| Le tue istruzioni |
Secondo l'estratto del documento, quale insegna campeggiava fino a qualche anno fa sul grande stabilimento blu vicino al casello di Campogalliano?

Gli habituée delle autostrade italiane non possono fare a meno di notare, all’altezza del casello di
Campogalliano in provincia di Modena, un grande stabilimento dal colore blu. Un colore purtroppo
ormai sbiadito dal tempo, su cui fino a qualche anno fa campeggiava ancora l’insegna “Bugatti”. Se
si rallenta un poco si possono ancora intravedere i segni lasciati dalla rimozione delle lettere e del
logo.

Ma procediamo con ordine. Prima dell’attuale hypercar “Chiron”, prima della “Veyron”, e prima
della gestione Volkswagen a partire dal 1998, iniziò una storia che ha dell’incredibile; sia per ciò
che venne realizzato, sia per la sua prematura fine.

[Voci da una fonte di dati]
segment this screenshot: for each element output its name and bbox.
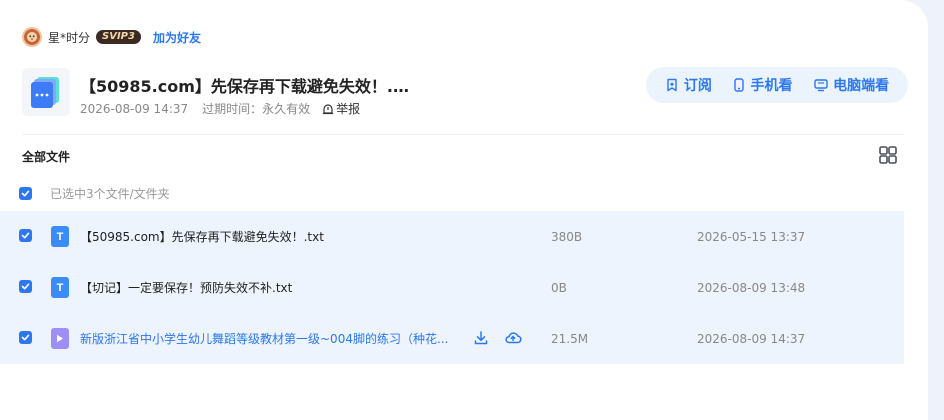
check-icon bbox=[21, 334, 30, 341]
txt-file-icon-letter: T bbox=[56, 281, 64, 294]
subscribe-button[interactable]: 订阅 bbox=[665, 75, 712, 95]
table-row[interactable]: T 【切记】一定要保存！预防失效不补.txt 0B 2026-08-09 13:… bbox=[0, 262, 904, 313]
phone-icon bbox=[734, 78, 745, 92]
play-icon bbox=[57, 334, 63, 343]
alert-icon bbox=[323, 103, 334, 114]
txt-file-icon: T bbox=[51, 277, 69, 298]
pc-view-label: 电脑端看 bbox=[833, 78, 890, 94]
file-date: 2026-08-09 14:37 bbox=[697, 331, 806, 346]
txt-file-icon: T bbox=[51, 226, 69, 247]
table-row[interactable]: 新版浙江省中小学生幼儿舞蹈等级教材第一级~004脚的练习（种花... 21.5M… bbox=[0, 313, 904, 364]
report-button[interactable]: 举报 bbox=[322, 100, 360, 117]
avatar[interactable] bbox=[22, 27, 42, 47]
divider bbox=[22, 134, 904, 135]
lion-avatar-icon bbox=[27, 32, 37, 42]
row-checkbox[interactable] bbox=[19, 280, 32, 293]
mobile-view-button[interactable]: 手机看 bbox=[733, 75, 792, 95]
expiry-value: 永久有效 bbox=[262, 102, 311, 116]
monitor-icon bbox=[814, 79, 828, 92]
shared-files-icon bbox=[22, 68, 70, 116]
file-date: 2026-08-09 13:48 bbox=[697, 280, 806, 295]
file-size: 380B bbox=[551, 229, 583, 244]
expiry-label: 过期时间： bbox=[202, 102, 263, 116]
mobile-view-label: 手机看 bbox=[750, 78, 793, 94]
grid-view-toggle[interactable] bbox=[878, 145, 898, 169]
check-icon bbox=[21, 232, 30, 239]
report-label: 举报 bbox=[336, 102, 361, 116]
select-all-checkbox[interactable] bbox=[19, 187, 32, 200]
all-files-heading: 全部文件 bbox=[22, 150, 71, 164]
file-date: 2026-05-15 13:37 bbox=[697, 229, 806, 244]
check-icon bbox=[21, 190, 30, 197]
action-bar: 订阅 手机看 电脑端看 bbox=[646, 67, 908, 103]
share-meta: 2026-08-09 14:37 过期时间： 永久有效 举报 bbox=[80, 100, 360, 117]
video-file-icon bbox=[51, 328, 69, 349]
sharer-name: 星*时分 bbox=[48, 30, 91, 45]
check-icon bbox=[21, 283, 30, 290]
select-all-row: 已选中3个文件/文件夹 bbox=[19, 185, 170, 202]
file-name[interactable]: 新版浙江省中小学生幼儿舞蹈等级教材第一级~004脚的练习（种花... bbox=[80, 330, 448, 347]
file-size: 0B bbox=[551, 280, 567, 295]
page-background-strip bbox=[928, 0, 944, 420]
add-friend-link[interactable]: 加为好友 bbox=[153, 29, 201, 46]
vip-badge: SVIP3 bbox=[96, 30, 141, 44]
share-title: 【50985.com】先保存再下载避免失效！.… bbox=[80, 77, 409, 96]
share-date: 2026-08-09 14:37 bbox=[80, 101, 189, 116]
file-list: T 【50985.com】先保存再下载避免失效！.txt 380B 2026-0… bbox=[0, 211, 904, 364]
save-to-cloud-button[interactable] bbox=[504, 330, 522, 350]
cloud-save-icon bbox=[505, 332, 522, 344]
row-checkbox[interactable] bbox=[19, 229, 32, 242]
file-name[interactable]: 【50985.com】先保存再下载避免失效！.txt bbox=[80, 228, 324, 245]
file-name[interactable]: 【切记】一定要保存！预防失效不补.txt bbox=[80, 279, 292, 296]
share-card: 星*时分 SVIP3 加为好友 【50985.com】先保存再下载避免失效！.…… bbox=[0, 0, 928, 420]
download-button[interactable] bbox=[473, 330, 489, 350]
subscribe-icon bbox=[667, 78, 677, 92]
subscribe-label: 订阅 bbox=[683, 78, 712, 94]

| Risultato del compito |
L'insegna “Bugatti”.